▸ Exercise objective
Collect the lines of the entries where "text" shows up.

(Dataset items)

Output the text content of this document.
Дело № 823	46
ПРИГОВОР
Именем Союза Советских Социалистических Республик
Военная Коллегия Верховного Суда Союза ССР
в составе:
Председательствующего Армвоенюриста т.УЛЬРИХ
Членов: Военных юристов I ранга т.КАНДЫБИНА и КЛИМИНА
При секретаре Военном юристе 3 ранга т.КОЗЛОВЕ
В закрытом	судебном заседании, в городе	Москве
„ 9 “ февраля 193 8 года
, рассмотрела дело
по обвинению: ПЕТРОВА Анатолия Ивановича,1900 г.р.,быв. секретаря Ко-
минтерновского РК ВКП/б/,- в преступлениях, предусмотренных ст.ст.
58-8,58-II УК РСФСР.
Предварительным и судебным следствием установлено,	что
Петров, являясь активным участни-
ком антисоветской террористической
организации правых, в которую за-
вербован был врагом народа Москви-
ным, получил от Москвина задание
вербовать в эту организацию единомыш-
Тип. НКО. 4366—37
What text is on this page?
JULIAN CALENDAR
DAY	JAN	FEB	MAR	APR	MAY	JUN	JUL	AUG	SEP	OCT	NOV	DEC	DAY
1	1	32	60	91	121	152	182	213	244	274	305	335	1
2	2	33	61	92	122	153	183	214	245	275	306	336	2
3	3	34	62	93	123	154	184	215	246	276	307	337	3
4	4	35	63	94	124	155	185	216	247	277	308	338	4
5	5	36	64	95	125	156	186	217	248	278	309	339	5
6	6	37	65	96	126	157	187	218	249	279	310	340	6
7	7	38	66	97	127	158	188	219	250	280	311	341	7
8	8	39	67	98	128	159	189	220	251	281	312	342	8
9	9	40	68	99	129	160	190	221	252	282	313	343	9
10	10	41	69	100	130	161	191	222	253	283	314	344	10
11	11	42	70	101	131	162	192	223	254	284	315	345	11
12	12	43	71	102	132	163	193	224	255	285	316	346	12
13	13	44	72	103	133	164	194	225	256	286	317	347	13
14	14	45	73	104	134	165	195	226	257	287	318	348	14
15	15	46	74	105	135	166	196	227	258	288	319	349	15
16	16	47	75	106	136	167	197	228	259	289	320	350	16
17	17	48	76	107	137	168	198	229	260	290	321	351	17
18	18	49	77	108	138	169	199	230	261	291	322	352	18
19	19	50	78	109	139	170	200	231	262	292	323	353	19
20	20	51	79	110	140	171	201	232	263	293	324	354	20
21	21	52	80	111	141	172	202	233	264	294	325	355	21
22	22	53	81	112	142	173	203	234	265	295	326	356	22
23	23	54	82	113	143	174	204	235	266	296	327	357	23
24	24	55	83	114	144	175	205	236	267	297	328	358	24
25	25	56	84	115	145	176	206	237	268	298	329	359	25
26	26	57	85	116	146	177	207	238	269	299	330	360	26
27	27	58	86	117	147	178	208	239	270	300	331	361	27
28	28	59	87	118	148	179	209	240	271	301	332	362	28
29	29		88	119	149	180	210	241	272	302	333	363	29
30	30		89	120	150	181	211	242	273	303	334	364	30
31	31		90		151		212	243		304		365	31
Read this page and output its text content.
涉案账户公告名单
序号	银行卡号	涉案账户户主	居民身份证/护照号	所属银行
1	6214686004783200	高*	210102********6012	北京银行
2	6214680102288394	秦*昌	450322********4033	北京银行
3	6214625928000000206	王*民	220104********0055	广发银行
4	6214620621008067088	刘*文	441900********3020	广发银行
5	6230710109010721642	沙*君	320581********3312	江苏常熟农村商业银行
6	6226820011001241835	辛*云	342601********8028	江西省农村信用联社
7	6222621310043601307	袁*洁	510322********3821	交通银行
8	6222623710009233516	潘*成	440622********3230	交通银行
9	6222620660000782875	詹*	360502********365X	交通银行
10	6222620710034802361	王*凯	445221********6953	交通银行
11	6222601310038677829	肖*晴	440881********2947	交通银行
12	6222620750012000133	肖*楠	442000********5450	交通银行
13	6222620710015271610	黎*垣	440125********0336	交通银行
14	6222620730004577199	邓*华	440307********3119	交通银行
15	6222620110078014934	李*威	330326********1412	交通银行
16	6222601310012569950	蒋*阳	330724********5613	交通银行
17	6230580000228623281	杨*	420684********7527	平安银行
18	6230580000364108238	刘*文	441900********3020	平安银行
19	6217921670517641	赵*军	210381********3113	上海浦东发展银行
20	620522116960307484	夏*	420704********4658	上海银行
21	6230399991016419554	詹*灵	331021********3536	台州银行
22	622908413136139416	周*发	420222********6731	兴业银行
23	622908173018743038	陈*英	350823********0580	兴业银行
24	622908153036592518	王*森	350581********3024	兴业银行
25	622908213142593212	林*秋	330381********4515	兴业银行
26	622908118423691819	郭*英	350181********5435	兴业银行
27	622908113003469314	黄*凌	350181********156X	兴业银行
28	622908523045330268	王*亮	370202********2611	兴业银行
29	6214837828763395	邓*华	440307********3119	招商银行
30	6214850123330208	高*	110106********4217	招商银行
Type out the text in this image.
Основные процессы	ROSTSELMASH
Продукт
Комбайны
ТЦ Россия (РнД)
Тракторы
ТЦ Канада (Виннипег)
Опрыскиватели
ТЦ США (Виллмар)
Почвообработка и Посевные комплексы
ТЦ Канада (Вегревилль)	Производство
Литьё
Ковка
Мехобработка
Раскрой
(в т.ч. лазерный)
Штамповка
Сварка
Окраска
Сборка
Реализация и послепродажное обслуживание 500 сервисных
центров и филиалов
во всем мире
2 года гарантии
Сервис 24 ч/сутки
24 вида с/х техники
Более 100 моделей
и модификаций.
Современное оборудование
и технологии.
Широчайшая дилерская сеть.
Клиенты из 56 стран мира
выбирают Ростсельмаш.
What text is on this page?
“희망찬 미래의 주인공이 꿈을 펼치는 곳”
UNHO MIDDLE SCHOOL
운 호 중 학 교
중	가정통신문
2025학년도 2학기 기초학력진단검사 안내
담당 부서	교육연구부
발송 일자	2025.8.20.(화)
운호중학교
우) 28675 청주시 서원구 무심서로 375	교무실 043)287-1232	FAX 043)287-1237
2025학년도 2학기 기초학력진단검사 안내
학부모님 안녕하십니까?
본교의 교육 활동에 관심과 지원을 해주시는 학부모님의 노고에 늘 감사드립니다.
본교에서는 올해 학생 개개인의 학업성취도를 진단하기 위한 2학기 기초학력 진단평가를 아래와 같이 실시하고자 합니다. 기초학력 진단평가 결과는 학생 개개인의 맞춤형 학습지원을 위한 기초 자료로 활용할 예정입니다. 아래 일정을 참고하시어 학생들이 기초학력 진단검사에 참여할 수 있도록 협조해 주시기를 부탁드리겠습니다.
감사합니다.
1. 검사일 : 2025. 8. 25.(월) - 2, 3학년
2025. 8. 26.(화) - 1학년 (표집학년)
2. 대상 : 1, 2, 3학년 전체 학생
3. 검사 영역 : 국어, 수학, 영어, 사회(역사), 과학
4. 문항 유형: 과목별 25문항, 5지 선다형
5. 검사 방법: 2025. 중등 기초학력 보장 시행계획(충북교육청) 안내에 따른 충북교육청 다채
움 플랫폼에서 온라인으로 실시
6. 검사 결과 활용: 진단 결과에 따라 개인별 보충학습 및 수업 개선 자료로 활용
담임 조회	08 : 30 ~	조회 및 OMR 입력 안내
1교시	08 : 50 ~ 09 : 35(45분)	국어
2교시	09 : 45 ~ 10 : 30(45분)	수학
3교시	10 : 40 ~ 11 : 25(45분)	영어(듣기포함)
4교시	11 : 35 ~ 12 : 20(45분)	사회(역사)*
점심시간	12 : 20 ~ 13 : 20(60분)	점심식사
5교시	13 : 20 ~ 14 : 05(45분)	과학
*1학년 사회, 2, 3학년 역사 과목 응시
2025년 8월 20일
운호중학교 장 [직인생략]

▸ Answer in full
Output the text content of this document.
What text is on this page?
Read this page and output its text content.
Type out the text in this image.
What text is on this page?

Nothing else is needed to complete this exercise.